━━━ DATA IN THIS EXERCISE ━━━

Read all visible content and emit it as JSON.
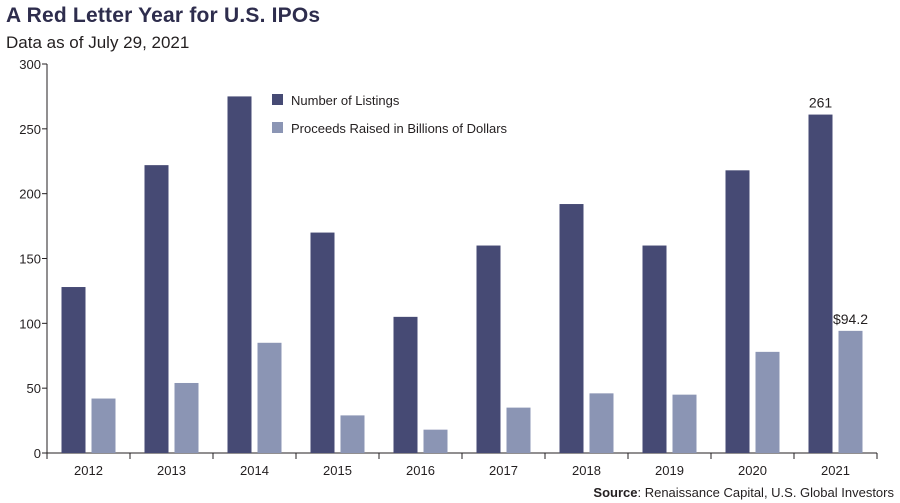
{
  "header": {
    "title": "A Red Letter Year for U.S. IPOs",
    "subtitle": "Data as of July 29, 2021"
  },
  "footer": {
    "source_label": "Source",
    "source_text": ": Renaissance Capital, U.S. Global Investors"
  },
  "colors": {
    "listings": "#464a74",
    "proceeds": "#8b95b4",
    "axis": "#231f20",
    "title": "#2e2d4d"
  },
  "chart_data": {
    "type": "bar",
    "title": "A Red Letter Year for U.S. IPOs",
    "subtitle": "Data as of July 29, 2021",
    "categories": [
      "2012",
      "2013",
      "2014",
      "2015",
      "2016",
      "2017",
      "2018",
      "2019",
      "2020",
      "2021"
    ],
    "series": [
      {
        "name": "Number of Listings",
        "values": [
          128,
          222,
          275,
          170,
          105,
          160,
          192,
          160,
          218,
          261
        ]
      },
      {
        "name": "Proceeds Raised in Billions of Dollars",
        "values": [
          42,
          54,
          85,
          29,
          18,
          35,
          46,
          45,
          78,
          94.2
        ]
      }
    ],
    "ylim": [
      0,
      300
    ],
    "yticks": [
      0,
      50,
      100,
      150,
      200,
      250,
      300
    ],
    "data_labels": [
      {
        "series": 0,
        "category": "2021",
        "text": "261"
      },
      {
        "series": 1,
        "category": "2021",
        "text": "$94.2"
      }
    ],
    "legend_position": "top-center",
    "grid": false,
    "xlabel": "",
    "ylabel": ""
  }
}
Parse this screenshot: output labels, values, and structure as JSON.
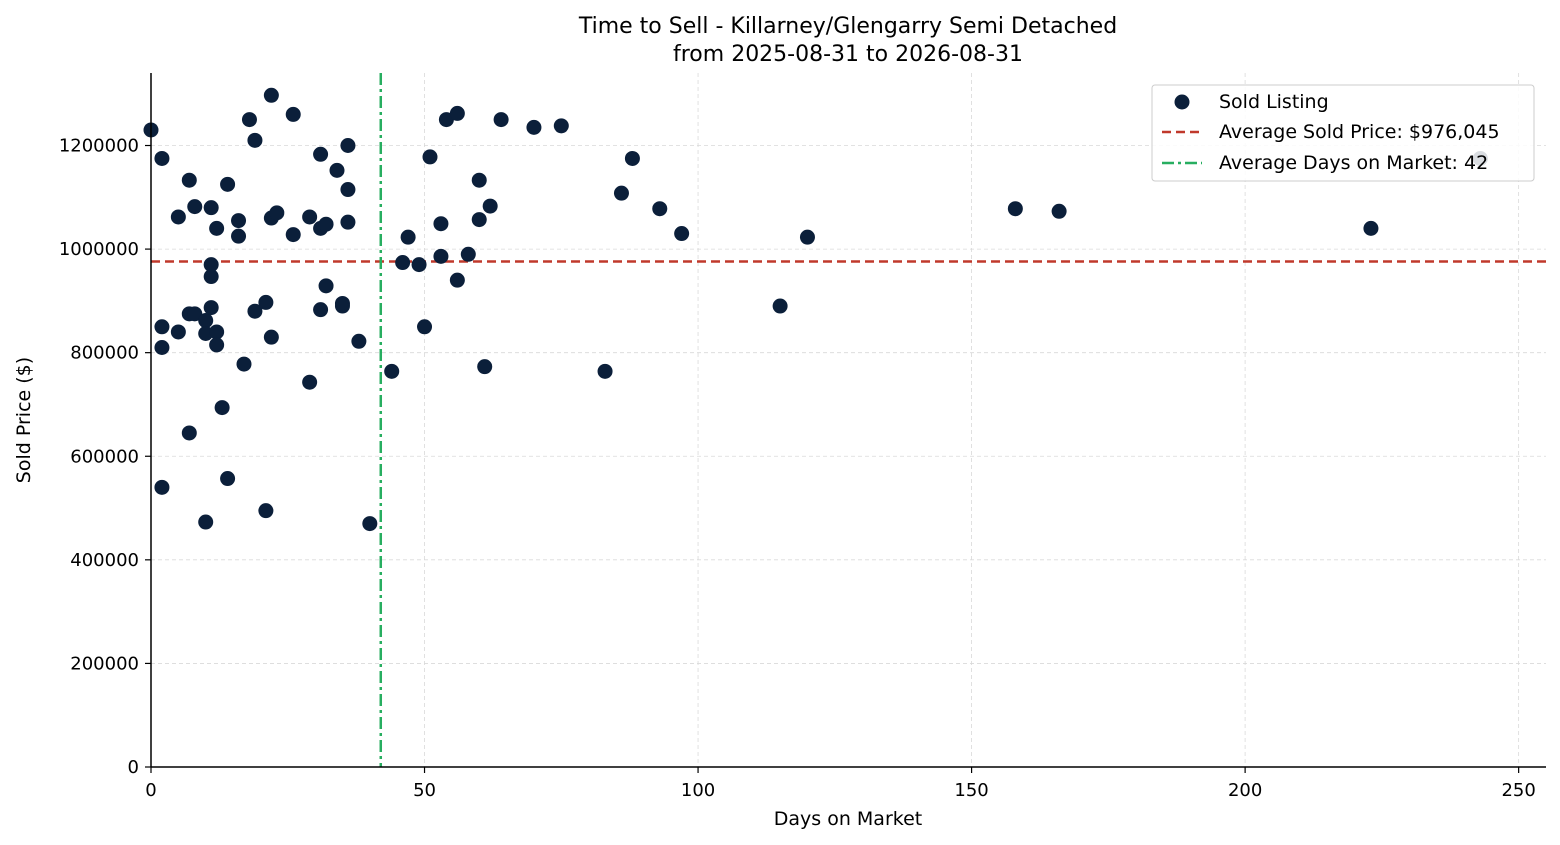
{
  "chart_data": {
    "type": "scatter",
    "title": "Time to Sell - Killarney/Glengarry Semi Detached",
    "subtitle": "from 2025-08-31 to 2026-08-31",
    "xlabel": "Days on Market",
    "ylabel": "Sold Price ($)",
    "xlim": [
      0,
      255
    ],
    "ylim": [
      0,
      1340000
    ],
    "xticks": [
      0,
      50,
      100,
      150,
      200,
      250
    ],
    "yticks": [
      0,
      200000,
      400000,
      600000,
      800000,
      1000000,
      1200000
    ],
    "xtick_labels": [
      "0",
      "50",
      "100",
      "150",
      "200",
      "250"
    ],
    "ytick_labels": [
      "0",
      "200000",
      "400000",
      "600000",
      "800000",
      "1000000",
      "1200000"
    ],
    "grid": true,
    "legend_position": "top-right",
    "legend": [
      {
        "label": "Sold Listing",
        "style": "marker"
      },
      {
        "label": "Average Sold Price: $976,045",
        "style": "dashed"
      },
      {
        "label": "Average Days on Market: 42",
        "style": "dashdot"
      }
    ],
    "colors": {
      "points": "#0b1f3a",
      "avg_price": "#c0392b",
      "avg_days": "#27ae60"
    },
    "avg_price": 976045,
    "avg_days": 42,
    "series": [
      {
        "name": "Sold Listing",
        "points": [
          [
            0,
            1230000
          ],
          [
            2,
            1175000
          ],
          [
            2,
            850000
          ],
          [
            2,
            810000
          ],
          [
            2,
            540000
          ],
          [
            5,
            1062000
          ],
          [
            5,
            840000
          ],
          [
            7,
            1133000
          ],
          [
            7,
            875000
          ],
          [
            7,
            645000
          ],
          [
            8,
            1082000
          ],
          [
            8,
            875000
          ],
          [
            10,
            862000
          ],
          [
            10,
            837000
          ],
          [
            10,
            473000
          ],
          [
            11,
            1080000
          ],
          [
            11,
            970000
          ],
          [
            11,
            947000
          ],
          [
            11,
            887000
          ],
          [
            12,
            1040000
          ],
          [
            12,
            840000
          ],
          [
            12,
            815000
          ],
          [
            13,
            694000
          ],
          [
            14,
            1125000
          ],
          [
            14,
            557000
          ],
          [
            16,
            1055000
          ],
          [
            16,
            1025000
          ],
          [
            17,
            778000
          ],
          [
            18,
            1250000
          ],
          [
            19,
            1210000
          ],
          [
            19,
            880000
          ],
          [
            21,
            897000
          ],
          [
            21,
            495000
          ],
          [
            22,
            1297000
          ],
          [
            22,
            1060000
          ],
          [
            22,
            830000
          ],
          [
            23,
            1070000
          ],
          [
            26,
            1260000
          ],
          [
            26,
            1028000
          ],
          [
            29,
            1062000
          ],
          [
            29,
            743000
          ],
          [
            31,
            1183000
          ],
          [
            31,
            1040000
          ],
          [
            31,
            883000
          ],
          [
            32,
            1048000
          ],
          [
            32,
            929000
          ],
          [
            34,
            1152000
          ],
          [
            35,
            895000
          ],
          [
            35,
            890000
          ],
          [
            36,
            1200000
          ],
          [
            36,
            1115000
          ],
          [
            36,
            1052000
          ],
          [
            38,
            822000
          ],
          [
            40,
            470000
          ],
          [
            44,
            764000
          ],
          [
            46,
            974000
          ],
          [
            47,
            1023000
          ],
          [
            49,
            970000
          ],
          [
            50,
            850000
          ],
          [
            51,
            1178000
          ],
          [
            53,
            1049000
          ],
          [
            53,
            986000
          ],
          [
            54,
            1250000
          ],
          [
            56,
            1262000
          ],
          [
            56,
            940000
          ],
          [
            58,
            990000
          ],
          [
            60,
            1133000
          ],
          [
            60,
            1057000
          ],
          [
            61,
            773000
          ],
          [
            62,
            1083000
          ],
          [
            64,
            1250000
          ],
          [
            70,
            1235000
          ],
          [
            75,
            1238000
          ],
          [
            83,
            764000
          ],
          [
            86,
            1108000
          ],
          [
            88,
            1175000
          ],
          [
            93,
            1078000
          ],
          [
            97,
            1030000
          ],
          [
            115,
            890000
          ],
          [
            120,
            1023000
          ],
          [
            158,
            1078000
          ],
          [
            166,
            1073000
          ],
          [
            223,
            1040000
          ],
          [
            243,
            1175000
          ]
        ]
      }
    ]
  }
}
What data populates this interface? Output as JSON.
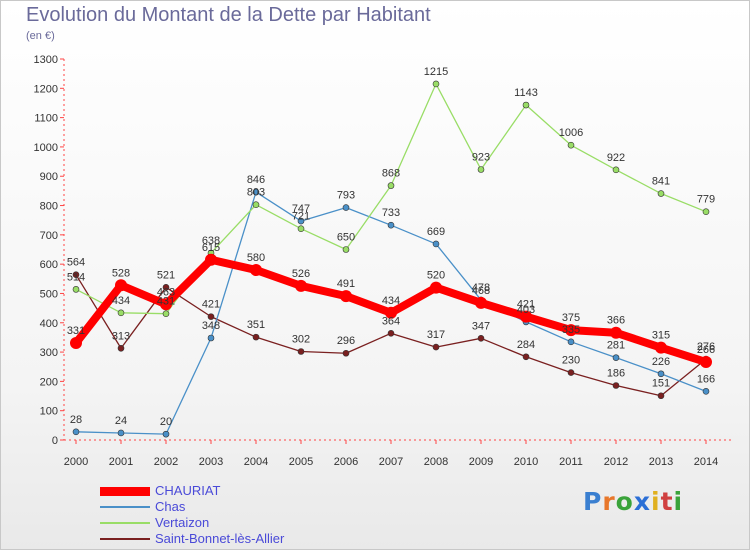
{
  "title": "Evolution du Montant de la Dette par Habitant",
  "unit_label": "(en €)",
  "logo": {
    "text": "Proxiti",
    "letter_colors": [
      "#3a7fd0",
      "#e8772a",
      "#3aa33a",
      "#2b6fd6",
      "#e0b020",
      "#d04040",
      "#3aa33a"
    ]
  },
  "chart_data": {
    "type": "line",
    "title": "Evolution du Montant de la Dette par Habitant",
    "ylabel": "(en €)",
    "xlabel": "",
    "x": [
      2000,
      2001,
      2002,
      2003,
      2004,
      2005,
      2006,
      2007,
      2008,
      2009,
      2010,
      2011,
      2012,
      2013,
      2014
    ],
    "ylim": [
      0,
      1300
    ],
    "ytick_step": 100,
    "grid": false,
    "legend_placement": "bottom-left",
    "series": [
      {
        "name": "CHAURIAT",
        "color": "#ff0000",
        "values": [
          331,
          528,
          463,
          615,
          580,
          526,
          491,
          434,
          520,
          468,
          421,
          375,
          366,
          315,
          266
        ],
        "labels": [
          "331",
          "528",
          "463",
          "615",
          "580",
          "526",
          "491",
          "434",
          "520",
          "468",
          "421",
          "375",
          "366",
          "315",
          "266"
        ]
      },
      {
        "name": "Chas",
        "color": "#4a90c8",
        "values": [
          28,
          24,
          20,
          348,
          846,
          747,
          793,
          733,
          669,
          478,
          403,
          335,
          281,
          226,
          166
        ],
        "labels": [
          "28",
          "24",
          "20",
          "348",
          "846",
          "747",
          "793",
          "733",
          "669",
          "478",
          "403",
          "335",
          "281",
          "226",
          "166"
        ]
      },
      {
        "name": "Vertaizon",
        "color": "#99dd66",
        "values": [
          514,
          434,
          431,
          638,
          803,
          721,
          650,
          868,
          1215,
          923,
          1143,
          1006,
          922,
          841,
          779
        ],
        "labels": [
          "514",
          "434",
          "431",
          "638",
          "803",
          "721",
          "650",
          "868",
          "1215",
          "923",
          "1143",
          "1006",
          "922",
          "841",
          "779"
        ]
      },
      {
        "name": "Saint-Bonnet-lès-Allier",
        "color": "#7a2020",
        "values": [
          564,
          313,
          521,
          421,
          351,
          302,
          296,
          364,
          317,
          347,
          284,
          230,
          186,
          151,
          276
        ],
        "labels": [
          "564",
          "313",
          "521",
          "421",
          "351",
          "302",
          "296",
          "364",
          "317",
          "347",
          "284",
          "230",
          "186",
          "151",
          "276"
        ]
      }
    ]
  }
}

━━━

_WORK TO BE COMPLETED_
Identify each line containing the string "July" and copy it out.

_OUTPUT_
    "subtitle": "Data as of July 29, 2021"
    "subtitle": "Data as of July 29, 2021",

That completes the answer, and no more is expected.